Recorded data
++++++
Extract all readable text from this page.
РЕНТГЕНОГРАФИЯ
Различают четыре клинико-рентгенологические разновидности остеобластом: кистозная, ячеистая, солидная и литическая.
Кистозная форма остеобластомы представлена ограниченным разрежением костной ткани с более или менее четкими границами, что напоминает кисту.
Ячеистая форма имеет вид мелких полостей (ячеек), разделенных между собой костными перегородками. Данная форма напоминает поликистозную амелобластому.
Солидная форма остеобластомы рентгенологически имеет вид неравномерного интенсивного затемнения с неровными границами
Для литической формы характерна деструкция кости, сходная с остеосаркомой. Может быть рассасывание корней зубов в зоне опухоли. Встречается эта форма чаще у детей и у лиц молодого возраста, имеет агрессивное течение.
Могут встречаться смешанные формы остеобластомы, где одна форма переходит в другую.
++++++
WRITTEN EXERCISE —
Set down the material above again, word for word.

RESULT —
Extract all readable text from this page.
РЕНТГЕНОГРАФИЯ
Различают четыре клинико-рентгенологические разновидности остеобластом: кистозная, ячеистая, солидная и литическая.
Кистозная форма остеобластомы представлена ограниченным разрежением костной ткани с более или менее четкими границами, что напоминает кисту.
Ячеистая форма имеет вид мелких полостей (ячеек), разделенных между собой костными перегородками. Данная форма напоминает поликистозную амелобластому.
Солидная форма остеобластомы рентгенологически имеет вид неравномерного интенсивного затемнения с неровными границами
Для литической формы характерна деструкция кости, сходная с остеосаркомой. Может быть рассасывание корней зубов в зоне опухоли. Встречается эта форма чаще у детей и у лиц молодого возраста, имеет агрессивное течение.
Могут встречаться смешанные формы остеобластомы, где одна форма переходит в другую.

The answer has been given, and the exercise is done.